Rows from a figure dataset:
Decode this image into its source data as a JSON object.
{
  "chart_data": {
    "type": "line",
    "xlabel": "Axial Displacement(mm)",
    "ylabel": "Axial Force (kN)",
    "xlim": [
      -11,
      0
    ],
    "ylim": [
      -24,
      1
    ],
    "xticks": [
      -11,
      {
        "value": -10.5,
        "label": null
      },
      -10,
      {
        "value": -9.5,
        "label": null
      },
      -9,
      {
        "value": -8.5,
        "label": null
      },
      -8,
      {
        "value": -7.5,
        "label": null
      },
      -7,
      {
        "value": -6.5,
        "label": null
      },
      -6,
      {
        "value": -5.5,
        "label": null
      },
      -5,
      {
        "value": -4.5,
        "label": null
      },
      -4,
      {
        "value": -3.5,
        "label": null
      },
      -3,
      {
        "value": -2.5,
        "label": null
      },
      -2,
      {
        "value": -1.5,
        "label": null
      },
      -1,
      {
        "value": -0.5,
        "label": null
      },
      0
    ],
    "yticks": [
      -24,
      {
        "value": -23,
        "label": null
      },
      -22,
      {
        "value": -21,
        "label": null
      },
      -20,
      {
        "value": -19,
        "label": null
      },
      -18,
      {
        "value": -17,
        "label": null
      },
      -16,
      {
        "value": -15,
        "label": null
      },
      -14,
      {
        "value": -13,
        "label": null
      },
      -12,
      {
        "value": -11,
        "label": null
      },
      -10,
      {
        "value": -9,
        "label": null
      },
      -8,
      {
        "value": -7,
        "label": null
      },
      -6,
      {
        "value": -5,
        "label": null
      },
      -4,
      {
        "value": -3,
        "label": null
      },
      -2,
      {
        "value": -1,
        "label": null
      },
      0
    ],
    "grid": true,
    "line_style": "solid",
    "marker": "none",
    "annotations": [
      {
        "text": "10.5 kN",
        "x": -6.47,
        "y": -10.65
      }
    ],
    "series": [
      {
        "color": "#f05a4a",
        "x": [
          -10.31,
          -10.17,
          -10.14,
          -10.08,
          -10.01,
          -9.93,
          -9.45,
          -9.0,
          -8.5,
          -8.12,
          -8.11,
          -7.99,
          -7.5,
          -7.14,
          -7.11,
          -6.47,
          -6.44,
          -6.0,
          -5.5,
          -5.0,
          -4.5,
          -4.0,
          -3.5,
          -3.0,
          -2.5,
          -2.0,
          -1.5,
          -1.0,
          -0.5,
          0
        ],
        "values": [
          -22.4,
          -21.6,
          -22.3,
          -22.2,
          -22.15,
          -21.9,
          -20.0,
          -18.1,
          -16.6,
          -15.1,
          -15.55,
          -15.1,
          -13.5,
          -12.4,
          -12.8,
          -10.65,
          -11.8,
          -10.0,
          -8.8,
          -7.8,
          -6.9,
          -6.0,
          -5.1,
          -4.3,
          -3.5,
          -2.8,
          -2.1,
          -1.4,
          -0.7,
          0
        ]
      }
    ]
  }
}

WORK TO COMPLETE: Provide all the records again, word for word.

SOLUTION FOR THIS PROBLEM:
Decode this image into its source data as a JSON object.
{
  "chart_data": {
    "type": "line",
    "xlabel": "Axial Displacement(mm)",
    "ylabel": "Axial Force (kN)",
    "xlim": [
      -11,
      0
    ],
    "ylim": [
      -24,
      1
    ],
    "xticks": [
      -11,
      {
        "value": -10.5,
        "label": null
      },
      -10,
      {
        "value": -9.5,
        "label": null
      },
      -9,
      {
        "value": -8.5,
        "label": null
      },
      -8,
      {
        "value": -7.5,
        "label": null
      },
      -7,
      {
        "value": -6.5,
        "label": null
      },
      -6,
      {
        "value": -5.5,
        "label": null
      },
      -5,
      {
        "value": -4.5,
        "label": null
      },
      -4,
      {
        "value": -3.5,
        "label": null
      },
      -3,
      {
        "value": -2.5,
        "label": null
      },
      -2,
      {
        "value": -1.5,
        "label": null
      },
      -1,
      {
        "value": -0.5,
        "label": null
      },
      0
    ],
    "yticks": [
      -24,
      {
        "value": -23,
        "label": null
      },
      -22,
      {
        "value": -21,
        "label": null
      },
      -20,
      {
        "value": -19,
        "label": null
      },
      -18,
      {
        "value": -17,
        "label": null
      },
      -16,
      {
        "value": -15,
        "label": null
      },
      -14,
      {
        "value": -13,
        "label": null
      },
      -12,
      {
        "value": -11,
        "label": null
      },
      -10,
      {
        "value": -9,
        "label": null
      },
      -8,
      {
        "value": -7,
        "label": null
      },
      -6,
      {
        "value": -5,
        "label": null
      },
      -4,
      {
        "value": -3,
        "label": null
      },
      -2,
      {
        "value": -1,
        "label": null
      },
      0
    ],
    "grid": true,
    "line_style": "solid",
    "marker": "none",
    "annotations": [
      {
        "text": "10.5 kN",
        "x": -6.47,
        "y": -10.65
      }
    ],
    "series": [
      {
        "color": "#f05a4a",
        "x": [
          -10.31,
          -10.17,
          -10.14,
          -10.08,
          -10.01,
          -9.93,
          -9.45,
          -9.0,
          -8.5,
          -8.12,
          -8.11,
          -7.99,
          -7.5,
          -7.14,
          -7.11,
          -6.47,
          -6.44,
          -6.0,
          -5.5,
          -5.0,
          -4.5,
          -4.0,
          -3.5,
          -3.0,
          -2.5,
          -2.0,
          -1.5,
          -1.0,
          -0.5,
          0
        ],
        "values": [
          -22.4,
          -21.6,
          -22.3,
          -22.2,
          -22.15,
          -21.9,
          -20.0,
          -18.1,
          -16.6,
          -15.1,
          -15.55,
          -15.1,
          -13.5,
          -12.4,
          -12.8,
          -10.65,
          -11.8,
          -10.0,
          -8.8,
          -7.8,
          -6.9,
          -6.0,
          -5.1,
          -4.3,
          -3.5,
          -2.8,
          -2.1,
          -1.4,
          -0.7,
          0
        ]
      }
    ]
  }
}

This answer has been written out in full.